Skip all pictures, then print the remaining material exactly.

** START Extracted information **

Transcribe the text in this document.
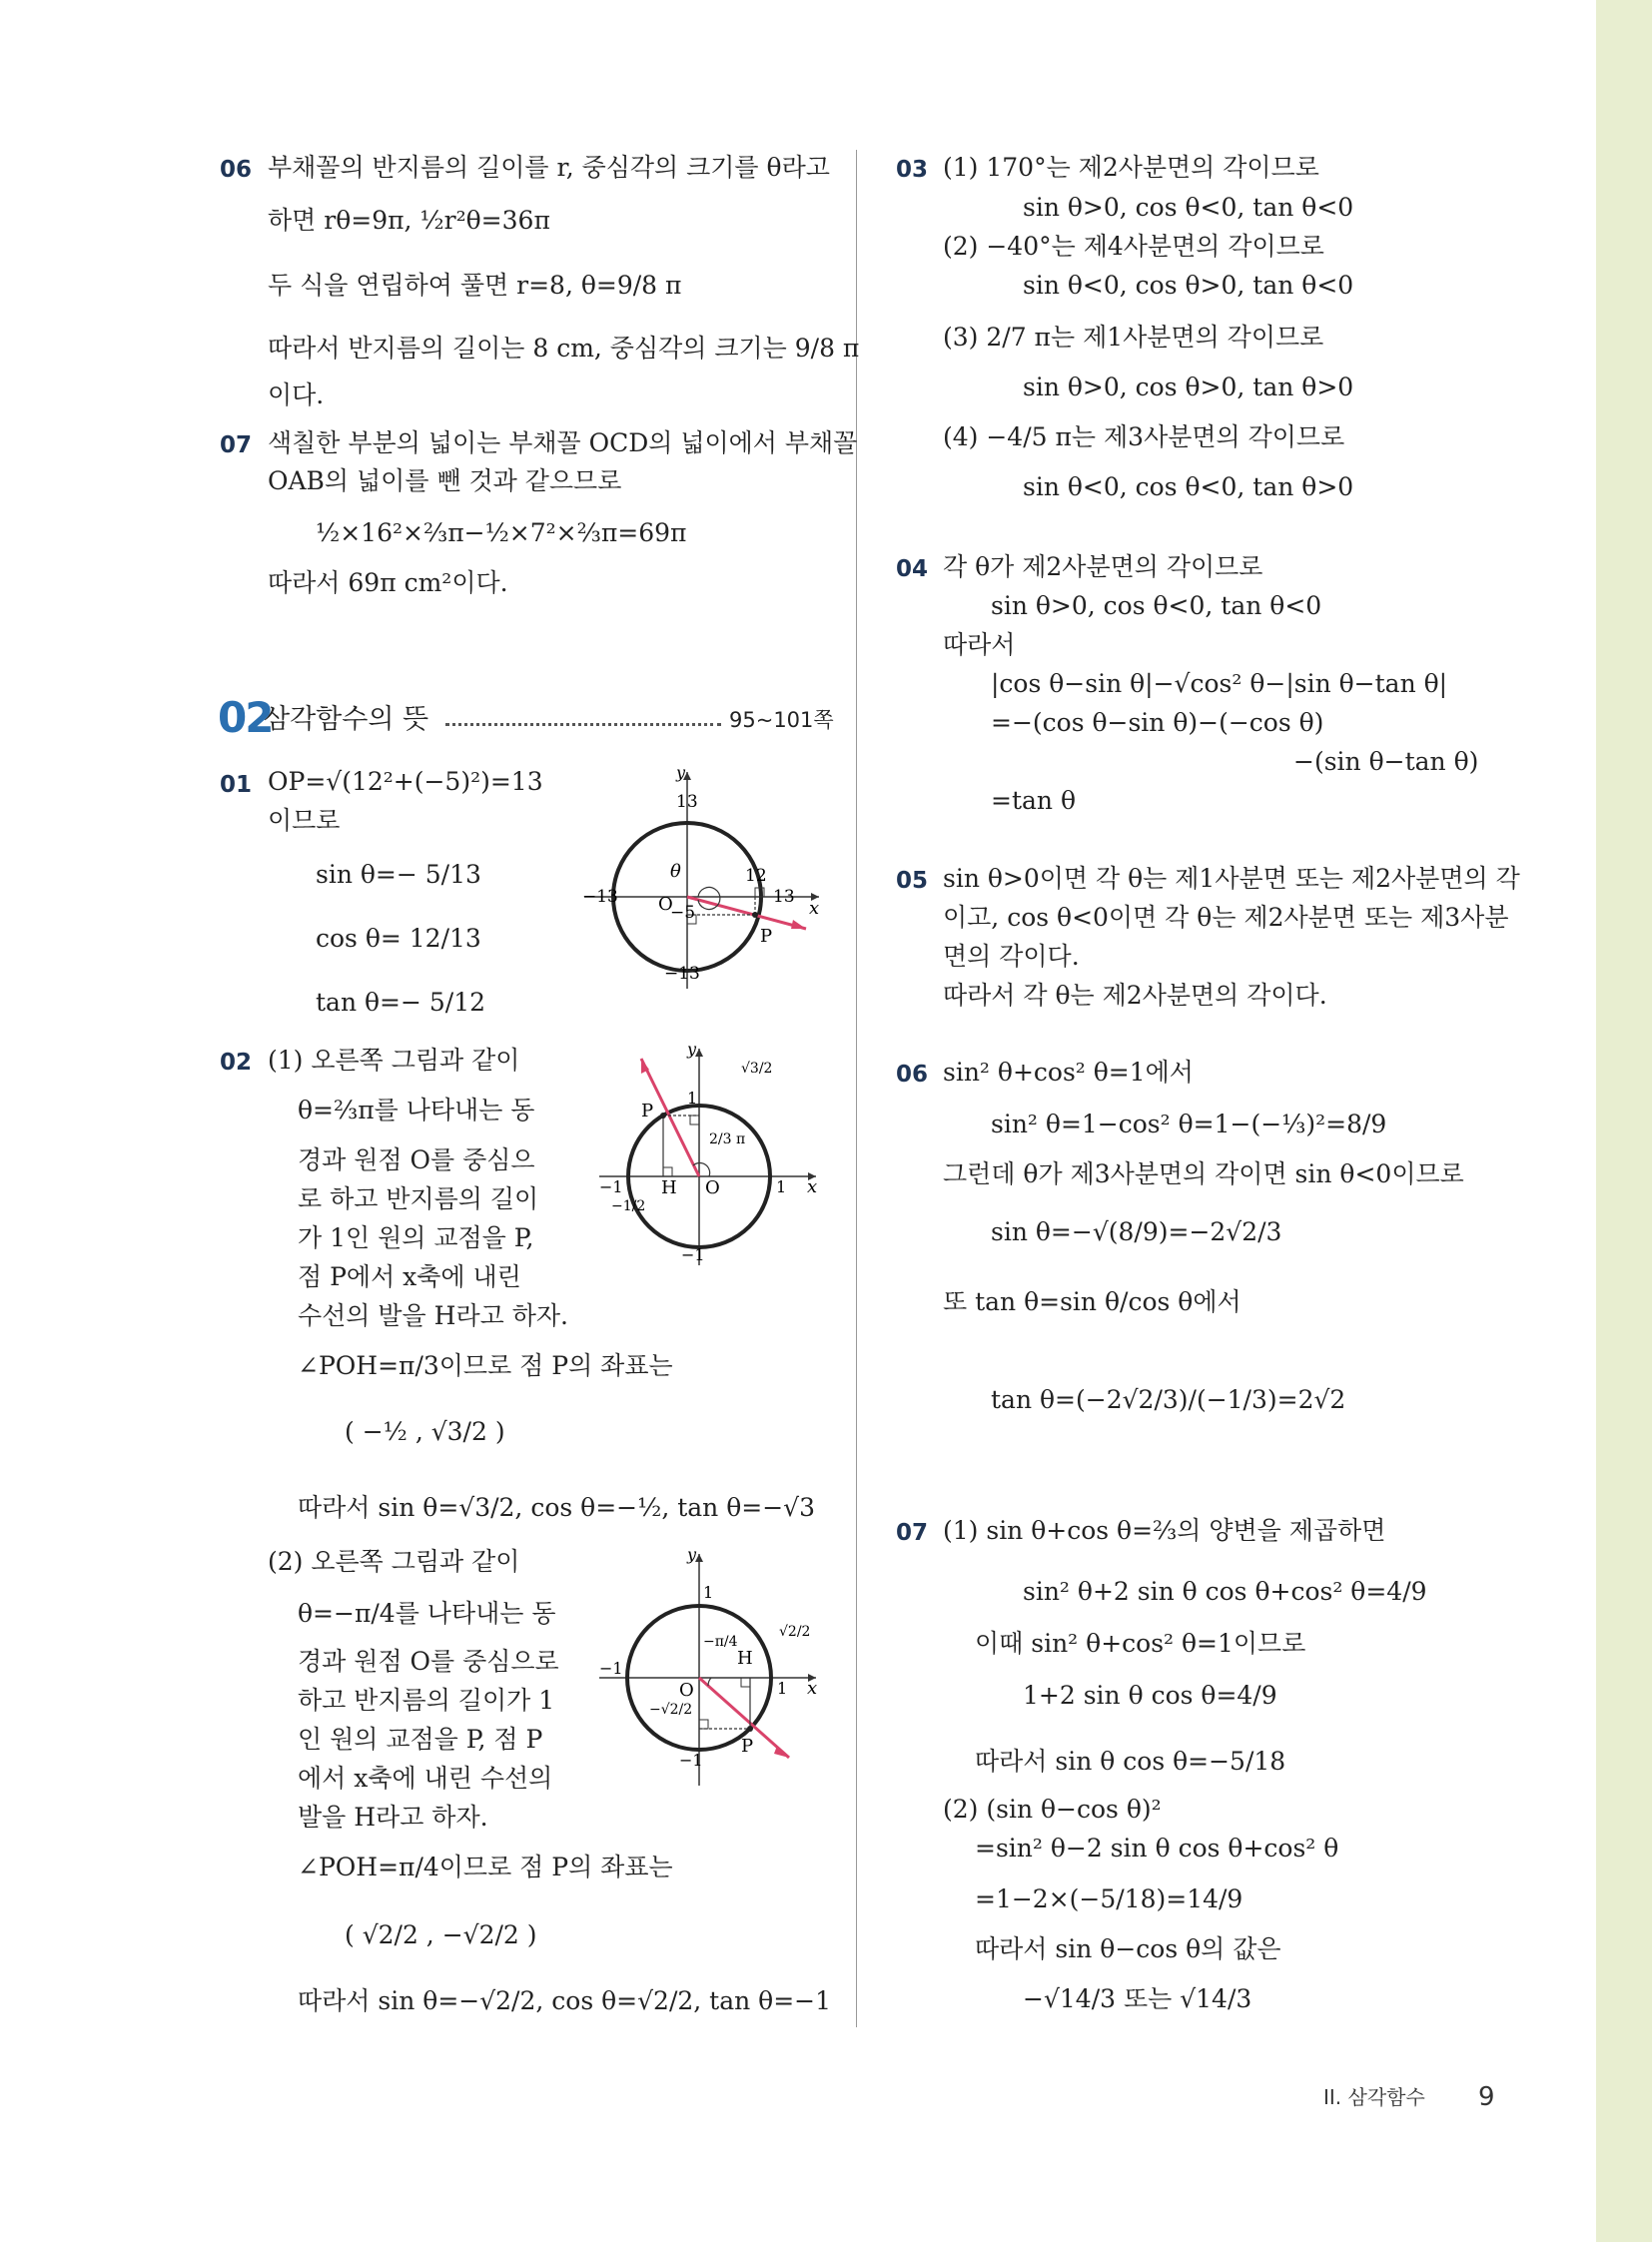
06 부채꼴의 반지름의 길이를 r, 중심각의 크기를 θ라고
하면 rθ=9π, ½r²θ=36π
두 식을 연립하여 풀면 r=8, θ=9/8 π
따라서 반지름의 길이는 8 cm, 중심각의 크기는 9/8 π
이다.
07 색칠한 부분의 넓이는 부채꼴 OCD의 넓이에서 부채꼴
OAB의 넓이를 뺀 것과 같으므로
½×16²×⅔π−½×7²×⅔π=69π
따라서 69π cm²이다.
02
삼각함수의 뜻	95~101쪽
01 OP=√(12²+(−5)²)=13
이므로
sin θ=− 5/13
cos θ= 12/13
tan θ=− 5/12
y
x
13
−13
−13	13
O
θ	12
−5
P
02 (1) 오른쪽 그림과 같이
θ=⅔π를 나타내는 동
경과 원점 O를 중심으
로 하고 반지름의 길이
가 1인 원의 교점을 P,
점 P에서 x축에 내린
수선의 발을 H라고 하자.
∠POH=π/3이므로 점 P의 좌표는
( −½ , √3/2 )
따라서 sin θ=√3/2, cos θ=−½, tan θ=−√3
y
x
1
1
−1
−1
O
H
P
√3/2
2/3 π
−1/2
(2) 오른쪽 그림과 같이
θ=−π/4를 나타내는 동
경과 원점 O를 중심으로
하고 반지름의 길이가 1
인 원의 교점을 P, 점 P
에서 x축에 내린 수선의
발을 H라고 하자.
∠POH=π/4이므로 점 P의 좌표는
( √2/2 , −√2/2 )
따라서 sin θ=−√2/2, cos θ=√2/2, tan θ=−1
y
x
1
1
−1
−1
O
H
P
√2/2
−π/4
−√2/2
03 (1) 170°는 제2사분면의 각이므로
sin θ>0, cos θ<0, tan θ<0
(2) −40°는 제4사분면의 각이므로
sin θ<0, cos θ>0, tan θ<0
(3) 2/7 π는 제1사분면의 각이므로
sin θ>0, cos θ>0, tan θ>0
(4) −4/5 π는 제3사분면의 각이므로
sin θ<0, cos θ<0, tan θ>0
04 각 θ가 제2사분면의 각이므로
sin θ>0, cos θ<0, tan θ<0
따라서
|cos θ−sin θ|−√cos² θ−|sin θ−tan θ|
=−(cos θ−sin θ)−(−cos θ)
−(sin θ−tan θ)
=tan θ
05 sin θ>0이면 각 θ는 제1사분면 또는 제2사분면의 각
이고, cos θ<0이면 각 θ는 제2사분면 또는 제3사분
면의 각이다.
따라서 각 θ는 제2사분면의 각이다.
06 sin² θ+cos² θ=1에서
sin² θ=1−cos² θ=1−(−⅓)²=8/9
그런데 θ가 제3사분면의 각이면 sin θ<0이므로
sin θ=−√(8/9)=−2√2/3
또 tan θ=sin θ/cos θ에서
tan θ=(−2√2/3)/(−1/3)=2√2
07 (1) sin θ+cos θ=⅔의 양변을 제곱하면
sin² θ+2 sin θ cos θ+cos² θ=4/9
이때 sin² θ+cos² θ=1이므로
1+2 sin θ cos θ=4/9
따라서 sin θ cos θ=−5/18
(2) (sin θ−cos θ)²
=sin² θ−2 sin θ cos θ+cos² θ
=1−2×(−5/18)=14/9
따라서 sin θ−cos θ의 값은
−√14/3 또는 √14/3
II. 삼각함수 9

** END Extracted information **

> [Answer to the problem]
Transcribe the text in this document.
06 부채꼴의 반지름의 길이를 r, 중심각의 크기를 θ라고
하면 rθ=9π, ½r²θ=36π
두 식을 연립하여 풀면 r=8, θ=9/8 π
따라서 반지름의 길이는 8 cm, 중심각의 크기는 9/8 π
이다.
07 색칠한 부분의 넓이는 부채꼴 OCD의 넓이에서 부채꼴
OAB의 넓이를 뺀 것과 같으므로
½×16²×⅔π−½×7²×⅔π=69π
따라서 69π cm²이다.
02
삼각함수의 뜻	95~101쪽
01 OP=√(12²+(−5)²)=13
이므로
sin θ=− 5/13
cos θ= 12/13
tan θ=− 5/12
y
x
13
−13
−13	13
O
θ	12
−5
P
02 (1) 오른쪽 그림과 같이
θ=⅔π를 나타내는 동
경과 원점 O를 중심으
로 하고 반지름의 길이
가 1인 원의 교점을 P,
점 P에서 x축에 내린
수선의 발을 H라고 하자.
∠POH=π/3이므로 점 P의 좌표는
( −½ , √3/2 )
따라서 sin θ=√3/2, cos θ=−½, tan θ=−√3
y
x
1
1
−1
−1
O
H
P
√3/2
2/3 π
−1/2
(2) 오른쪽 그림과 같이
θ=−π/4를 나타내는 동
경과 원점 O를 중심으로
하고 반지름의 길이가 1
인 원의 교점을 P, 점 P
에서 x축에 내린 수선의
발을 H라고 하자.
∠POH=π/4이므로 점 P의 좌표는
( √2/2 , −√2/2 )
따라서 sin θ=−√2/2, cos θ=√2/2, tan θ=−1
y
x
1
1
−1
−1
O
H
P
√2/2
−π/4
−√2/2
03 (1) 170°는 제2사분면의 각이므로
sin θ>0, cos θ<0, tan θ<0
(2) −40°는 제4사분면의 각이므로
sin θ<0, cos θ>0, tan θ<0
(3) 2/7 π는 제1사분면의 각이므로
sin θ>0, cos θ>0, tan θ>0
(4) −4/5 π는 제3사분면의 각이므로
sin θ<0, cos θ<0, tan θ>0
04 각 θ가 제2사분면의 각이므로
sin θ>0, cos θ<0, tan θ<0
따라서
|cos θ−sin θ|−√cos² θ−|sin θ−tan θ|
=−(cos θ−sin θ)−(−cos θ)
−(sin θ−tan θ)
=tan θ
05 sin θ>0이면 각 θ는 제1사분면 또는 제2사분면의 각
이고, cos θ<0이면 각 θ는 제2사분면 또는 제3사분
면의 각이다.
따라서 각 θ는 제2사분면의 각이다.
06 sin² θ+cos² θ=1에서
sin² θ=1−cos² θ=1−(−⅓)²=8/9
그런데 θ가 제3사분면의 각이면 sin θ<0이므로
sin θ=−√(8/9)=−2√2/3
또 tan θ=sin θ/cos θ에서
tan θ=(−2√2/3)/(−1/3)=2√2
07 (1) sin θ+cos θ=⅔의 양변을 제곱하면
sin² θ+2 sin θ cos θ+cos² θ=4/9
이때 sin² θ+cos² θ=1이므로
1+2 sin θ cos θ=4/9
따라서 sin θ cos θ=−5/18
(2) (sin θ−cos θ)²
=sin² θ−2 sin θ cos θ+cos² θ
=1−2×(−5/18)=14/9
따라서 sin θ−cos θ의 값은
−√14/3 또는 √14/3
II. 삼각함수 9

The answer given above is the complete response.